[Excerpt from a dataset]
= = =

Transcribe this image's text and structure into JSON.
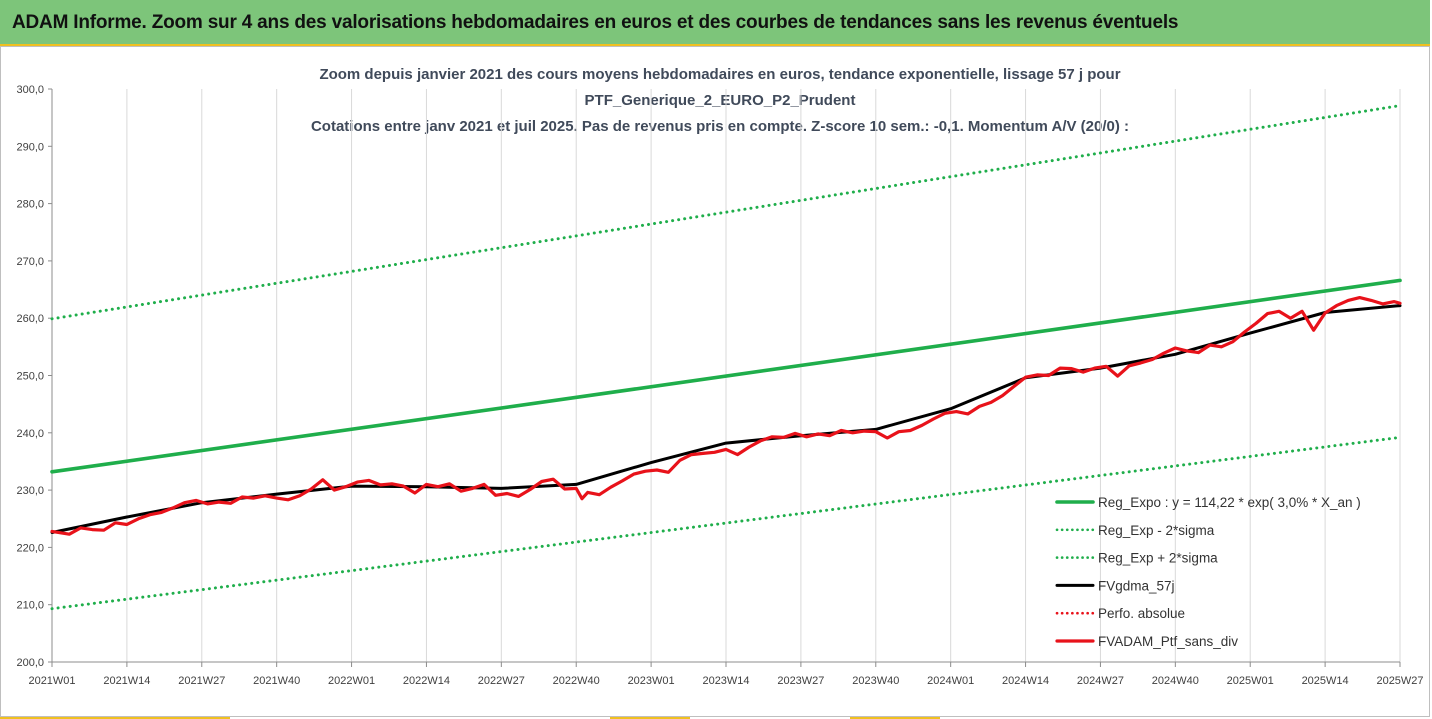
{
  "header": {
    "title": "ADAM Informe. Zoom sur 4 ans des valorisations hebdomadaires en euros et des courbes de tendances sans les revenus éventuels"
  },
  "colors": {
    "banner": "#7dc57a",
    "accent": "#f0c020",
    "trend": "#1fae4b",
    "band": "#1fae4b",
    "smooth": "#000000",
    "price": "#e8121a"
  },
  "chart_data": {
    "type": "line",
    "title_lines": [
      "Zoom depuis janvier 2021 des cours moyens hebdomadaires  en euros, tendance exponentielle, lissage 57 j pour",
      "PTF_Generique_2_EURO_P2_Prudent",
      "Cotations entre janv 2021 et juil 2025. Pas de revenus pris en compte. Z-score 10 sem.: -0,1. Momentum A/V (20/0) :"
    ],
    "x_ticks": [
      "2021W01",
      "2021W14",
      "2021W27",
      "2021W40",
      "2022W01",
      "2022W14",
      "2022W27",
      "2022W40",
      "2023W01",
      "2023W14",
      "2023W27",
      "2023W40",
      "2024W01",
      "2024W14",
      "2024W27",
      "2024W40",
      "2025W01",
      "2025W14",
      "2025W27"
    ],
    "y_ticks": [
      "200,0",
      "210,0",
      "220,0",
      "230,0",
      "240,0",
      "250,0",
      "260,0",
      "270,0",
      "280,0",
      "290,0",
      "300,0"
    ],
    "ylim": [
      200,
      300
    ],
    "xlim": [
      0,
      234
    ],
    "grid": "vertical",
    "legend_position": "bottom-right",
    "series": [
      {
        "name": "Reg_Expo : y = 114,22 * exp( 3,0% *  X_an )",
        "style": "solid",
        "color": "#1fae4b",
        "x": [
          0,
          234
        ],
        "y": [
          233.2,
          266.6
        ]
      },
      {
        "name": "Reg_Exp - 2*sigma",
        "style": "dotted",
        "color": "#1fae4b",
        "x": [
          0,
          234
        ],
        "y": [
          209.3,
          239.2
        ]
      },
      {
        "name": "Reg_Exp + 2*sigma",
        "style": "dotted",
        "color": "#1fae4b",
        "x": [
          0,
          234
        ],
        "y": [
          259.9,
          297.1
        ]
      },
      {
        "name": "FVgdma_57j",
        "style": "solid",
        "color": "#000000",
        "x": [
          0,
          13,
          26,
          39,
          52,
          65,
          78,
          91,
          104,
          117,
          130,
          143,
          156,
          169,
          182,
          195,
          208,
          221,
          234
        ],
        "y": [
          222.6,
          225.3,
          227.8,
          229.3,
          230.7,
          230.6,
          230.3,
          231.0,
          234.8,
          238.2,
          239.5,
          240.6,
          244.2,
          249.6,
          251.3,
          253.7,
          257.4,
          261.0,
          262.2
        ]
      },
      {
        "name": "Perfo. absolue",
        "style": "dotted",
        "color": "#e8121a",
        "x": [],
        "y": []
      },
      {
        "name": "FVADAM_Ptf_sans_div",
        "style": "solid",
        "color": "#e8121a",
        "x": [
          0,
          3,
          5,
          7,
          9,
          11,
          13,
          15,
          17,
          19,
          21,
          23,
          25,
          27,
          29,
          31,
          33,
          35,
          37,
          39,
          41,
          43,
          45,
          47,
          49,
          51,
          53,
          55,
          57,
          59,
          61,
          63,
          65,
          67,
          69,
          71,
          73,
          75,
          77,
          79,
          81,
          83,
          85,
          87,
          89,
          91,
          92,
          93,
          95,
          97,
          99,
          101,
          103,
          105,
          107,
          109,
          111,
          113,
          115,
          117,
          119,
          121,
          123,
          125,
          127,
          129,
          131,
          133,
          135,
          137,
          139,
          141,
          143,
          145,
          147,
          149,
          151,
          153,
          155,
          157,
          159,
          161,
          163,
          165,
          167,
          169,
          171,
          173,
          175,
          177,
          179,
          181,
          183,
          185,
          187,
          189,
          191,
          193,
          195,
          197,
          199,
          201,
          203,
          205,
          207,
          209,
          211,
          213,
          215,
          217,
          219,
          221,
          223,
          225,
          227,
          229,
          231,
          233,
          234
        ],
        "y": [
          222.8,
          222.3,
          223.4,
          223.1,
          223.0,
          224.3,
          224.0,
          225.0,
          225.7,
          226.1,
          226.9,
          227.8,
          228.2,
          227.6,
          227.9,
          227.7,
          228.8,
          228.6,
          229.0,
          228.6,
          228.3,
          229.0,
          230.2,
          231.8,
          230.0,
          230.6,
          231.4,
          231.7,
          230.9,
          231.1,
          230.7,
          229.5,
          231.0,
          230.6,
          231.1,
          229.8,
          230.3,
          231.0,
          229.1,
          229.4,
          228.9,
          230.1,
          231.5,
          231.9,
          230.2,
          230.3,
          228.5,
          229.6,
          229.2,
          230.5,
          231.6,
          232.8,
          233.3,
          233.5,
          233.1,
          235.2,
          236.2,
          236.4,
          236.6,
          237.1,
          236.2,
          237.5,
          238.6,
          239.3,
          239.2,
          239.9,
          239.3,
          239.8,
          239.5,
          240.4,
          240.0,
          240.3,
          240.2,
          239.1,
          240.2,
          240.4,
          241.3,
          242.4,
          243.4,
          243.7,
          243.3,
          244.6,
          245.3,
          246.5,
          248.1,
          249.7,
          250.1,
          250.0,
          251.3,
          251.2,
          250.6,
          251.3,
          251.6,
          249.9,
          251.7,
          252.2,
          252.8,
          253.9,
          254.8,
          254.3,
          254.0,
          255.3,
          255.0,
          255.9,
          257.6,
          259.1,
          260.8,
          261.2,
          260.0,
          261.2,
          257.9,
          260.9,
          262.2,
          263.1,
          263.6,
          263.1,
          262.5,
          262.9,
          262.6
        ]
      }
    ]
  }
}
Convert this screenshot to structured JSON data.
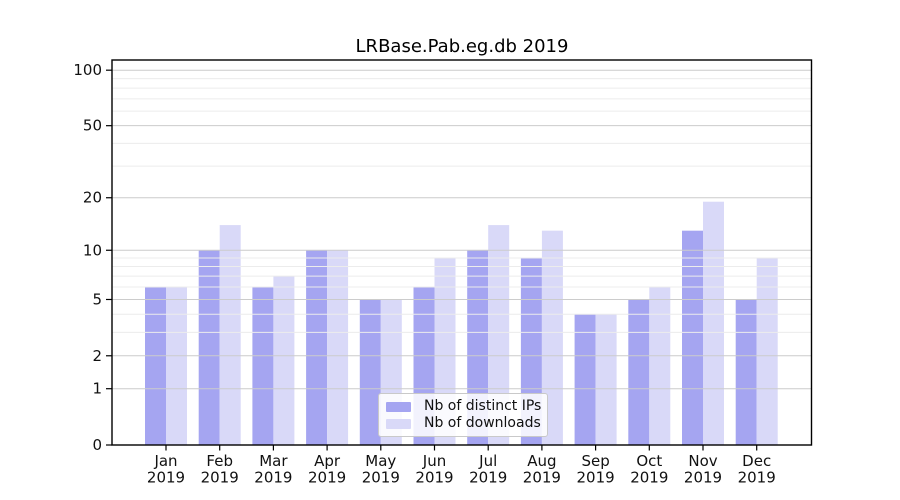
{
  "chart_data": {
    "type": "bar",
    "title": "LRBase.Pab.eg.db 2019",
    "categories": [
      {
        "month": "Jan",
        "year": "2019"
      },
      {
        "month": "Feb",
        "year": "2019"
      },
      {
        "month": "Mar",
        "year": "2019"
      },
      {
        "month": "Apr",
        "year": "2019"
      },
      {
        "month": "May",
        "year": "2019"
      },
      {
        "month": "Jun",
        "year": "2019"
      },
      {
        "month": "Jul",
        "year": "2019"
      },
      {
        "month": "Aug",
        "year": "2019"
      },
      {
        "month": "Sep",
        "year": "2019"
      },
      {
        "month": "Oct",
        "year": "2019"
      },
      {
        "month": "Nov",
        "year": "2019"
      },
      {
        "month": "Dec",
        "year": "2019"
      }
    ],
    "series": [
      {
        "name": "Nb of distinct IPs",
        "color": "#a5a5f1",
        "values": [
          6,
          10,
          6,
          10,
          5,
          6,
          10,
          9,
          4,
          5,
          13,
          5
        ]
      },
      {
        "name": "Nb of downloads",
        "color": "#d9d9f8",
        "values": [
          6,
          14,
          7,
          10,
          5,
          9,
          14,
          13,
          4,
          6,
          19,
          9
        ]
      }
    ],
    "xlabel": "",
    "ylabel": "",
    "yscale": "log1p",
    "ylim": [
      0,
      115
    ],
    "y_axis": {
      "tick_values": [
        0,
        1,
        2,
        5,
        10,
        20,
        50,
        100
      ],
      "minor_gridlines": [
        3,
        4,
        6,
        7,
        8,
        9,
        30,
        40,
        60,
        70,
        80,
        90
      ]
    },
    "grid": "horizontal, drawn over bars",
    "legend_position": "inside bottom-center",
    "colors": {
      "axis": "#000000",
      "text": "#111111",
      "grid_major": "#cccccc",
      "grid_minor": "#ececec",
      "background": "#ffffff",
      "legend_border": "#c9c9c9"
    }
  }
}
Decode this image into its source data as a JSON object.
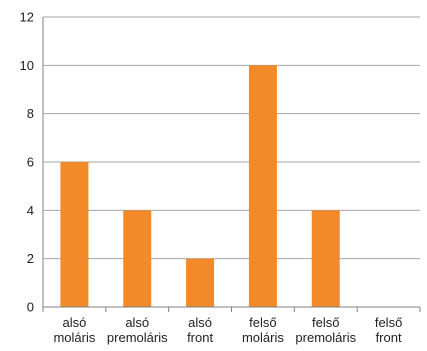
{
  "chart_data": {
    "type": "bar",
    "categories": [
      [
        "alsó",
        "moláris"
      ],
      [
        "alsó",
        "premoláris"
      ],
      [
        "alsó",
        "front"
      ],
      [
        "felső",
        "moláris"
      ],
      [
        "felső",
        "premoláris"
      ],
      [
        "felső",
        "front"
      ]
    ],
    "values": [
      6,
      4,
      2,
      10,
      4,
      0
    ],
    "yticks": [
      "0",
      "2",
      "4",
      "6",
      "8",
      "10",
      "12"
    ],
    "ylim": [
      0,
      12
    ],
    "grid": true,
    "bar_color": "#F28A2A",
    "grid_color": "#A6A6A6",
    "axis_color": "#7F7F7F"
  }
}
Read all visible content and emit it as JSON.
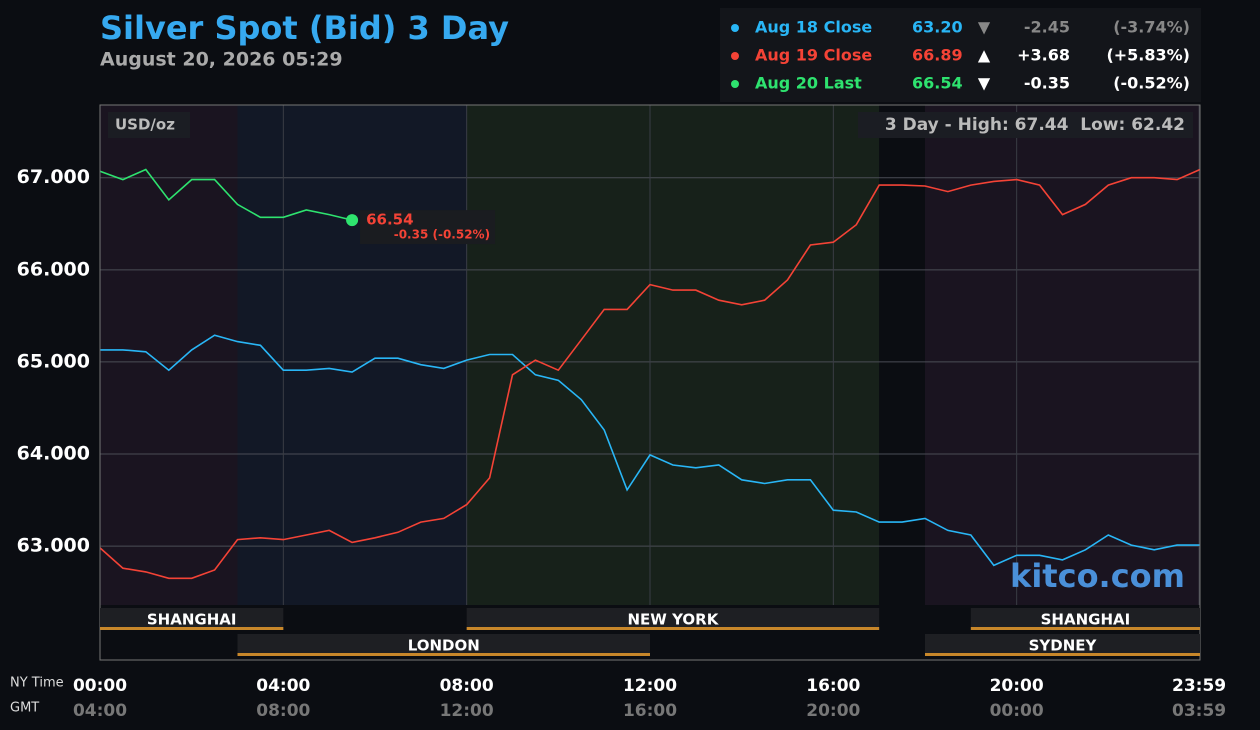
{
  "chart_data": {
    "type": "line",
    "title": "Silver Spot (Bid) 3 Day",
    "subtitle": "August 20, 2026 05:29",
    "unit_label": "USD/oz",
    "range_label": "3 Day - High: 67.44  Low: 62.42",
    "watermark": "kitco.com",
    "x_axis_label": "NY Time",
    "x2_axis_label": "GMT",
    "xlim": [
      0,
      24
    ],
    "ylim": [
      62.36,
      67.79
    ],
    "xticks": [
      {
        "value": 0,
        "label": "00:00"
      },
      {
        "value": 4,
        "label": "04:00"
      },
      {
        "value": 8,
        "label": "08:00"
      },
      {
        "value": 12,
        "label": "12:00"
      },
      {
        "value": 16,
        "label": "16:00"
      },
      {
        "value": 20,
        "label": "20:00"
      },
      {
        "value": 23.98,
        "label": "23:59"
      }
    ],
    "x2ticks": [
      "04:00",
      "08:00",
      "12:00",
      "16:00",
      "20:00",
      "00:00",
      "03:59"
    ],
    "yticks": [
      {
        "value": 63,
        "label": "63.000"
      },
      {
        "value": 64,
        "label": "64.000"
      },
      {
        "value": 65,
        "label": "65.000"
      },
      {
        "value": 66,
        "label": "66.000"
      },
      {
        "value": 67,
        "label": "67.000"
      }
    ],
    "grid": true,
    "regions": [
      {
        "start": 0,
        "end": 3,
        "color": "#1a1420"
      },
      {
        "start": 3,
        "end": 8,
        "color": "#121826"
      },
      {
        "start": 8,
        "end": 17,
        "color": "#17211a"
      },
      {
        "start": 17,
        "end": 18,
        "color": "#0b0d12"
      },
      {
        "start": 18,
        "end": 24,
        "color": "#1a1420"
      }
    ],
    "sessions": [
      {
        "name": "SHANGHAI",
        "start": 0,
        "end": 4,
        "row": 0
      },
      {
        "name": "NEW YORK",
        "start": 8,
        "end": 17,
        "row": 0
      },
      {
        "name": "SHANGHAI",
        "start": 19,
        "end": 24,
        "row": 0
      },
      {
        "name": "LONDON",
        "start": 3,
        "end": 12,
        "row": 1
      },
      {
        "name": "SYDNEY",
        "start": 18,
        "end": 24,
        "row": 1
      }
    ],
    "x": [
      0,
      0.5,
      1,
      1.5,
      2,
      2.5,
      3,
      3.5,
      4,
      4.5,
      5,
      5.5,
      6,
      6.5,
      7,
      7.5,
      8,
      8.5,
      9,
      9.5,
      10,
      10.5,
      11,
      11.5,
      12,
      12.5,
      13,
      13.5,
      14,
      14.5,
      15,
      15.5,
      16,
      16.5,
      17,
      17.5,
      18,
      18.5,
      19,
      19.5,
      20,
      20.5,
      21,
      21.5,
      22,
      22.5,
      23,
      23.5,
      24
    ],
    "series": [
      {
        "name": "Aug 18 Close",
        "color": "#29b6f6",
        "close": "63.20",
        "arrow": "▼",
        "change": "-2.45",
        "change_pct": "(-3.74%)",
        "values": [
          65.13,
          65.13,
          65.11,
          64.91,
          65.13,
          65.29,
          65.22,
          65.18,
          64.91,
          64.91,
          64.93,
          64.89,
          65.04,
          65.04,
          64.97,
          64.93,
          65.02,
          65.08,
          65.08,
          64.86,
          64.8,
          64.59,
          64.26,
          63.61,
          63.99,
          63.88,
          63.85,
          63.88,
          63.72,
          63.68,
          63.72,
          63.72,
          63.39,
          63.37,
          63.26,
          63.26,
          63.3,
          63.17,
          63.12,
          62.79,
          62.9,
          62.9,
          62.85,
          62.96,
          63.12,
          63.01,
          62.96,
          63.01,
          63.01
        ]
      },
      {
        "name": "Aug 19 Close",
        "color": "#f44336",
        "close": "66.89",
        "arrow": "▲",
        "change": "+3.68",
        "change_pct": "(+5.83%)",
        "values": [
          62.98,
          62.76,
          62.72,
          62.65,
          62.65,
          62.74,
          63.07,
          63.09,
          63.07,
          63.12,
          63.17,
          63.04,
          63.09,
          63.15,
          63.26,
          63.3,
          63.45,
          63.74,
          64.86,
          65.02,
          64.91,
          65.24,
          65.57,
          65.57,
          65.84,
          65.78,
          65.78,
          65.67,
          65.62,
          65.67,
          65.89,
          66.27,
          66.3,
          66.49,
          66.92,
          66.92,
          66.91,
          66.85,
          66.92,
          66.96,
          66.98,
          66.92,
          66.6,
          66.71,
          66.92,
          67.0,
          67.0,
          66.98,
          67.09
        ]
      },
      {
        "name": "Aug 20 Last",
        "color": "#2ee36f",
        "close": "66.54",
        "arrow": "▼",
        "change": "-0.35",
        "change_pct": "(-0.52%)",
        "values": [
          67.07,
          66.98,
          67.09,
          66.76,
          66.98,
          66.98,
          66.71,
          66.57,
          66.57,
          66.65,
          66.6,
          66.54,
          null,
          null,
          null,
          null,
          null,
          null,
          null,
          null,
          null,
          null,
          null,
          null,
          null,
          null,
          null,
          null,
          null,
          null,
          null,
          null,
          null,
          null,
          null,
          null,
          null,
          null,
          null,
          null,
          null,
          null,
          null,
          null,
          null,
          null,
          null,
          null,
          null
        ]
      }
    ],
    "last_label": {
      "value": 66.54,
      "change": "-0.35 (-0.52%)",
      "color": "#f44336"
    }
  }
}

= = =

Problem description » In the records, locate each line holding the string "month" and copy it.

Exercise result »
        "month": "Jan",
        "month": "Feb",
        "month": "Mar",
        "month": "Apr",
        "month": "May",
        "month": "Jun",
        "month": "Jul",
        "month": "Aug",
        "month": "Sep",
        "month": "Oct",
        "month": "Nov",
        "month": "Dec",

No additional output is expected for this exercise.